WHAT YOU WILL DO :: Pull out from the material below all lines with "years".

* START *

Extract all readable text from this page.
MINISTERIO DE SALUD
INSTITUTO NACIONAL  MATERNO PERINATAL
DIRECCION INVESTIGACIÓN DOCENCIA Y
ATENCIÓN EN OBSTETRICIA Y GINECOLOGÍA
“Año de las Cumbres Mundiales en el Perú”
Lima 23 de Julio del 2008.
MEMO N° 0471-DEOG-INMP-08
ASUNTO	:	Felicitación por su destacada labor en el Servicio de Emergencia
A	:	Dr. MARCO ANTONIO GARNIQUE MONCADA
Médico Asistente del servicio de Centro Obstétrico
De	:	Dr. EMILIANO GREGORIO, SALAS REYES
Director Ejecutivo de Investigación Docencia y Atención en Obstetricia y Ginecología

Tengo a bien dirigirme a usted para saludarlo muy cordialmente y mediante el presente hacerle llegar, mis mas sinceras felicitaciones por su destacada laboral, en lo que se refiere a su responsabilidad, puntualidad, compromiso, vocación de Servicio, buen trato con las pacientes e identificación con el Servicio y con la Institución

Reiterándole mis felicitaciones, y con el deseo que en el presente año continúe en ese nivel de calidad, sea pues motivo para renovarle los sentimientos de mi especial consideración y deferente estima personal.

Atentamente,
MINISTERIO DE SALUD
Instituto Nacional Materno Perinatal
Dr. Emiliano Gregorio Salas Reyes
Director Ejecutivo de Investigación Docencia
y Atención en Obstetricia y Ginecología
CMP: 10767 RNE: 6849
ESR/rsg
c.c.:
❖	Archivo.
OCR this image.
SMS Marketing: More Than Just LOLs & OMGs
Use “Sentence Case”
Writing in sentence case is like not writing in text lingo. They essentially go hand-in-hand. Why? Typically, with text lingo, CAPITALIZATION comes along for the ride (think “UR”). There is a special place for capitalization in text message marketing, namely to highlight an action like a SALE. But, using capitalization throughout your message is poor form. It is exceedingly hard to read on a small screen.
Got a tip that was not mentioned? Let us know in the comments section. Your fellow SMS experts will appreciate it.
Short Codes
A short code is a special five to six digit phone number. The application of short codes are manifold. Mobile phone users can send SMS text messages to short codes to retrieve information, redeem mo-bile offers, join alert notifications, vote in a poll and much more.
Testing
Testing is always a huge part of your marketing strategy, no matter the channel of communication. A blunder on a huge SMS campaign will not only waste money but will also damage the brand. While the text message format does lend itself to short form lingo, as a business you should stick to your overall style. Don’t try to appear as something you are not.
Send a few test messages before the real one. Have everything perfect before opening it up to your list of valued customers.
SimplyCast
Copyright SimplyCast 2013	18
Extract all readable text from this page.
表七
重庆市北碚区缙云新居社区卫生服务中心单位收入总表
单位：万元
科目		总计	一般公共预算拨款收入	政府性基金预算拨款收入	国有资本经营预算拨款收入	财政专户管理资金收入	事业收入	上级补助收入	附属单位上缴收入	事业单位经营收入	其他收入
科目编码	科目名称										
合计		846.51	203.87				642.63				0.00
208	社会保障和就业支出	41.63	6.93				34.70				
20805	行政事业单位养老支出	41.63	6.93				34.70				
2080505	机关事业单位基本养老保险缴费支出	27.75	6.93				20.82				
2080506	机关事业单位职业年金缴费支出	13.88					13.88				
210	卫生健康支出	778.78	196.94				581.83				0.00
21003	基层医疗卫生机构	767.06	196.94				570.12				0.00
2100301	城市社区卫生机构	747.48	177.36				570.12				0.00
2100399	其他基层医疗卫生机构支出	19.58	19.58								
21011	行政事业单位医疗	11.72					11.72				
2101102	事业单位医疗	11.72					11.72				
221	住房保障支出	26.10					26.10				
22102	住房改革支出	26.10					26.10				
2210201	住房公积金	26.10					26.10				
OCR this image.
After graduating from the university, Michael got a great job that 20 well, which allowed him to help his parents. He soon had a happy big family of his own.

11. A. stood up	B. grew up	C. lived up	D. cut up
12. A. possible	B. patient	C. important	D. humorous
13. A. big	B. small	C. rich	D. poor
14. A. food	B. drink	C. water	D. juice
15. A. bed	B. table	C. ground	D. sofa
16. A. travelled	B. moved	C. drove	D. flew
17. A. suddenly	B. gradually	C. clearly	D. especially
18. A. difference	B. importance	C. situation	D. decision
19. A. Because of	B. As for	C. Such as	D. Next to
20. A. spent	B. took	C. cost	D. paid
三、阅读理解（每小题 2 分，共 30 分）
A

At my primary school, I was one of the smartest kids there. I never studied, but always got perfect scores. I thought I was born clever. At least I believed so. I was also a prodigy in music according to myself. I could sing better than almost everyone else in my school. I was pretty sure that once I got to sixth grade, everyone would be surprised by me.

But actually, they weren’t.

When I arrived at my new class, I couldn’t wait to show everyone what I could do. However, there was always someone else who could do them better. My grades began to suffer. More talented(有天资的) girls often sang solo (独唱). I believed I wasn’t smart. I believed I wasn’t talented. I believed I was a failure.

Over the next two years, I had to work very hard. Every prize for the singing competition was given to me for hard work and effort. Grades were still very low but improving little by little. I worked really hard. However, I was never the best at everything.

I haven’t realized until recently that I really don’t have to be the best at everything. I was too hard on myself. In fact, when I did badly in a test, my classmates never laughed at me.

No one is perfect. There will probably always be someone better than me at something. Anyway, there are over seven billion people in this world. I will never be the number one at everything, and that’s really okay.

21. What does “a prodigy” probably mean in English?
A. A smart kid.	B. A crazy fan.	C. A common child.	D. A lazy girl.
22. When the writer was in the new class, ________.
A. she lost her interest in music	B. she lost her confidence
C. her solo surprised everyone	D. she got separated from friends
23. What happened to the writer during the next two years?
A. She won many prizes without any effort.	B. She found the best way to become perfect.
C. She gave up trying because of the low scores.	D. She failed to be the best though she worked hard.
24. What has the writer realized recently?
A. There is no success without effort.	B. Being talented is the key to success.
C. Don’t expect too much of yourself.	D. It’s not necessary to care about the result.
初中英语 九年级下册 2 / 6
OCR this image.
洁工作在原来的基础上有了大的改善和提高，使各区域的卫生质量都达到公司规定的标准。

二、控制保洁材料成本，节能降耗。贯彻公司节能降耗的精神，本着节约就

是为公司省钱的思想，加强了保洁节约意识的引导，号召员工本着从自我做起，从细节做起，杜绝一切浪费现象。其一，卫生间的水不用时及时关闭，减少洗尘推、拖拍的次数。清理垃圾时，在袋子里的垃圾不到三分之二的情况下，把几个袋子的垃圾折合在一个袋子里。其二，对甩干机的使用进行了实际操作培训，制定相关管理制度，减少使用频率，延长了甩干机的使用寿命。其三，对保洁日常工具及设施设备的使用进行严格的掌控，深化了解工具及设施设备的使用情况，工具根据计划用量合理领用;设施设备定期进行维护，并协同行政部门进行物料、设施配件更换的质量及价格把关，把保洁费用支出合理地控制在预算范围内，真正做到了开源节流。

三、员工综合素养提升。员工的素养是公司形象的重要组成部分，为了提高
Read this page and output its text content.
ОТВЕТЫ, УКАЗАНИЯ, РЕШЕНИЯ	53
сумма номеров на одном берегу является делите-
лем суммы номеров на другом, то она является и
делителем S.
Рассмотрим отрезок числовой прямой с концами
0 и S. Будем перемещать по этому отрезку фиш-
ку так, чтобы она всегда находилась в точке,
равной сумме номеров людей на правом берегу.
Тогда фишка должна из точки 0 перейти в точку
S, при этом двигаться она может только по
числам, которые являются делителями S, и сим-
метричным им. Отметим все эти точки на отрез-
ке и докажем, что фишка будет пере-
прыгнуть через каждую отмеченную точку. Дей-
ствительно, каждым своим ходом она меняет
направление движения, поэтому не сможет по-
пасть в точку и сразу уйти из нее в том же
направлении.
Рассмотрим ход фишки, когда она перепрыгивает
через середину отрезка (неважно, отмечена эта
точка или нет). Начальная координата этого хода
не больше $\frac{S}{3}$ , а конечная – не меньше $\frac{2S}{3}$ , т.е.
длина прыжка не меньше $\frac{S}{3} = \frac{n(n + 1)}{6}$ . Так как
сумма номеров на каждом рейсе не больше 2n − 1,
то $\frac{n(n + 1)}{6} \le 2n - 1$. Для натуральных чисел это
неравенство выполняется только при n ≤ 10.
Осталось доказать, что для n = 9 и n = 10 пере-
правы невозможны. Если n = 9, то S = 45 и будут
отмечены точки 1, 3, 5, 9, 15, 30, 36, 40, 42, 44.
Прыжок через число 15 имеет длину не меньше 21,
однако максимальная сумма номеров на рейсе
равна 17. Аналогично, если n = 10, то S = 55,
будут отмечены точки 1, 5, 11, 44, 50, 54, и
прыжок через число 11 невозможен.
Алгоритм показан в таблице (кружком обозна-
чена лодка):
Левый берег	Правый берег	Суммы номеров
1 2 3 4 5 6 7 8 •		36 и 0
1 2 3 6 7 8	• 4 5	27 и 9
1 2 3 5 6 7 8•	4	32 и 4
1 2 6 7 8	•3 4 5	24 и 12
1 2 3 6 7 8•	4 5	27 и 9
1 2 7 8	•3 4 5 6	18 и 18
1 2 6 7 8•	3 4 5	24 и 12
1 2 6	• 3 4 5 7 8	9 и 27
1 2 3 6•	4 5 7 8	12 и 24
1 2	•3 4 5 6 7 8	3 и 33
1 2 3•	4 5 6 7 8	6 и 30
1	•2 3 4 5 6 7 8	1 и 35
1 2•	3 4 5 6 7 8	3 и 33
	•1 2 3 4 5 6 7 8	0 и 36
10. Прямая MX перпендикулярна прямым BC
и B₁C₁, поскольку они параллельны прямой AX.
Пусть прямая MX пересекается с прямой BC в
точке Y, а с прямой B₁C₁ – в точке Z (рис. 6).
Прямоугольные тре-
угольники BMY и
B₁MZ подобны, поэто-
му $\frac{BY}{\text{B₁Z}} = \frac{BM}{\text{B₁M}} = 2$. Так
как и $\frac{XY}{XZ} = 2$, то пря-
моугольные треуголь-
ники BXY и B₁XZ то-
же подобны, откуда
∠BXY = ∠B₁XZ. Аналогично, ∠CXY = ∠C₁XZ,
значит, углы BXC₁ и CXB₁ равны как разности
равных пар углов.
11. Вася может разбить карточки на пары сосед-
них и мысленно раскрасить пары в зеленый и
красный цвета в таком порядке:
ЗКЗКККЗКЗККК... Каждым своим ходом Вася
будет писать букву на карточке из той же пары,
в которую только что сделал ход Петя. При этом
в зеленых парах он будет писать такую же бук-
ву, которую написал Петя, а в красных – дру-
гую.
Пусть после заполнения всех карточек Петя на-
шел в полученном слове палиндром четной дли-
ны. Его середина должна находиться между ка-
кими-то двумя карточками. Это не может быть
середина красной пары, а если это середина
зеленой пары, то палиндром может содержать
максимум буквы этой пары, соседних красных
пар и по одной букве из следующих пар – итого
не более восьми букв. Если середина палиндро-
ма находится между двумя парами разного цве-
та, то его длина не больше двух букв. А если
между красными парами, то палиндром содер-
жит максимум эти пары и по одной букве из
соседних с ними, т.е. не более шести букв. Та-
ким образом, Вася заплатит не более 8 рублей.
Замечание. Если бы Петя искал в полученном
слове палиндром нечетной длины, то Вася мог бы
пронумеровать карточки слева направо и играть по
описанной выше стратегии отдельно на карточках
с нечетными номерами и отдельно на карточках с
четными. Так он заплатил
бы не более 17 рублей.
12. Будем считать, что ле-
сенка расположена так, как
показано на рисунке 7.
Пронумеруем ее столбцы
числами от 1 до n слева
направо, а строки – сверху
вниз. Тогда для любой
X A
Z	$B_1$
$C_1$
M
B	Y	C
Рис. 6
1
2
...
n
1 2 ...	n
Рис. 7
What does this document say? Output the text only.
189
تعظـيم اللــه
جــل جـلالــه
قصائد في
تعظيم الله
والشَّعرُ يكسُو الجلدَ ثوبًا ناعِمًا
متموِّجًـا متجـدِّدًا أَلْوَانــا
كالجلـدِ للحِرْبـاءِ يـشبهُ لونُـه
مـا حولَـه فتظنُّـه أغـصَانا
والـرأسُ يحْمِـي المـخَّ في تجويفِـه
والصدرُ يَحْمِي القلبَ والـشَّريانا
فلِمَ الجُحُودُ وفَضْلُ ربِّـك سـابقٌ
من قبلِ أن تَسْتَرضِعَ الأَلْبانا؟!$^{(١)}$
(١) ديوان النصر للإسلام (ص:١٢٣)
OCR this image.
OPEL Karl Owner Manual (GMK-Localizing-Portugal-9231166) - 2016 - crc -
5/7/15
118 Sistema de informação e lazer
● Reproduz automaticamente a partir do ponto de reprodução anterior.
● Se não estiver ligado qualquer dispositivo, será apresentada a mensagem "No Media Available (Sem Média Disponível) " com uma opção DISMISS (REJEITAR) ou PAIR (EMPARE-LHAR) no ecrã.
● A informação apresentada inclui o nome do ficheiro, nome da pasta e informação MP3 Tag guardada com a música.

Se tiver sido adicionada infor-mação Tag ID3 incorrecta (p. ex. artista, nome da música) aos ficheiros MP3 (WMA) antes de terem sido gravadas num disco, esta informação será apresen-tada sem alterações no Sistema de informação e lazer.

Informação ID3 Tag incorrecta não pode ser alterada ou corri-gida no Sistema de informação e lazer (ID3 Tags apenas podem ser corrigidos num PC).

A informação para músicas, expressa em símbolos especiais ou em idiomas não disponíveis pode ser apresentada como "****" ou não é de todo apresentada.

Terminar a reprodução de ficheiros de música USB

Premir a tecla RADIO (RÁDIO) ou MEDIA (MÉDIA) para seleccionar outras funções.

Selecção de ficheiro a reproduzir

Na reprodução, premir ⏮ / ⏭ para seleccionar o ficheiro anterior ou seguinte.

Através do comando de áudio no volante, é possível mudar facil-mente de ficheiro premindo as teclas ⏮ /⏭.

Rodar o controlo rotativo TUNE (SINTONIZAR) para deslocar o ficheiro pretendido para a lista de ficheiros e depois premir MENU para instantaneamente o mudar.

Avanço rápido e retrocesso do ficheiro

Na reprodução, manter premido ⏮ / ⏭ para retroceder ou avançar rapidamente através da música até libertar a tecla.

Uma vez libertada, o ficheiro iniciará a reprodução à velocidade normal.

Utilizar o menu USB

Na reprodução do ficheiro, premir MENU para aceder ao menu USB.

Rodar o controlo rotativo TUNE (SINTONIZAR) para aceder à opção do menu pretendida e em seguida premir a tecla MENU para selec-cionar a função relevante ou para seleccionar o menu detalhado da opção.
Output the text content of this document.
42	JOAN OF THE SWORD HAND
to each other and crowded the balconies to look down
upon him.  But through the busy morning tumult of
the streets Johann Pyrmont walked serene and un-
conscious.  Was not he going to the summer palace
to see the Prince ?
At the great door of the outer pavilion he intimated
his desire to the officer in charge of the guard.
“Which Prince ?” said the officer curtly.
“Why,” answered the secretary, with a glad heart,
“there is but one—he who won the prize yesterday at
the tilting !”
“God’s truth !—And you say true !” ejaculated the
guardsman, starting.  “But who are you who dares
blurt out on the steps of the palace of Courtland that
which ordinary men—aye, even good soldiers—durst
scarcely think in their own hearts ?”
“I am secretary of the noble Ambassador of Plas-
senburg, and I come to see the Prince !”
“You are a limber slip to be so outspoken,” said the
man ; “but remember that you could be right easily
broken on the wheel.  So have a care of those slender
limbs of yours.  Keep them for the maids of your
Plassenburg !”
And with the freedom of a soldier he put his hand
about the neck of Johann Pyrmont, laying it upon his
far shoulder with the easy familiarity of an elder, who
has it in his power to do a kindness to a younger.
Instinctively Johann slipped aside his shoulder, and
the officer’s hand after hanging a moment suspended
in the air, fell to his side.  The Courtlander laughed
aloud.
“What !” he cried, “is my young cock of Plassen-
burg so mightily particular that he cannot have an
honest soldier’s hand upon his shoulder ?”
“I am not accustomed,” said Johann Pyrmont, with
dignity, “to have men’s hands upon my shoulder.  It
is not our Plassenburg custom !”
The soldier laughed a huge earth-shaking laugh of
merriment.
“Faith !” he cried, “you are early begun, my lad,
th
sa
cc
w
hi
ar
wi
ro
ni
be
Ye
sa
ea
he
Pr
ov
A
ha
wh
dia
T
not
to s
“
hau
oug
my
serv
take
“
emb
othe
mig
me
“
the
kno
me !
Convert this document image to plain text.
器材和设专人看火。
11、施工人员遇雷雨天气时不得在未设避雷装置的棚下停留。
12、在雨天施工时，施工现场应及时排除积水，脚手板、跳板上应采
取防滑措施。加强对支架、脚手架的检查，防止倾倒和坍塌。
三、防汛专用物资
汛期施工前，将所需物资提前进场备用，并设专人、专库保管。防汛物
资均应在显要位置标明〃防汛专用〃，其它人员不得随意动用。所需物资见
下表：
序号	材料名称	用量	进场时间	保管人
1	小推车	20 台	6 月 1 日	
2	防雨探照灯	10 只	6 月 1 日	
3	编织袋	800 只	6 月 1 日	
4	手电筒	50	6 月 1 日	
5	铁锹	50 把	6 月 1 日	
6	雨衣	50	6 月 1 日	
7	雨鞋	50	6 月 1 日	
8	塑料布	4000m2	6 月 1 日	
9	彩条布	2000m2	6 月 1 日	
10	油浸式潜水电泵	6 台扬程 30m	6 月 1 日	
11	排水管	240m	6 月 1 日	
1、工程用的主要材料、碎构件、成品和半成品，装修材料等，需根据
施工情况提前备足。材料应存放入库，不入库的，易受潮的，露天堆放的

* END *

RESPONSE TO THIS TASK ::
Over the next two years, I had to work very hard. Every prize for the singing competition was given to me for hard work and effort. Grades were still very low but improving little by little. I worked really hard. However, I was never the best at everything.
23. What happened to the writer during the next two years?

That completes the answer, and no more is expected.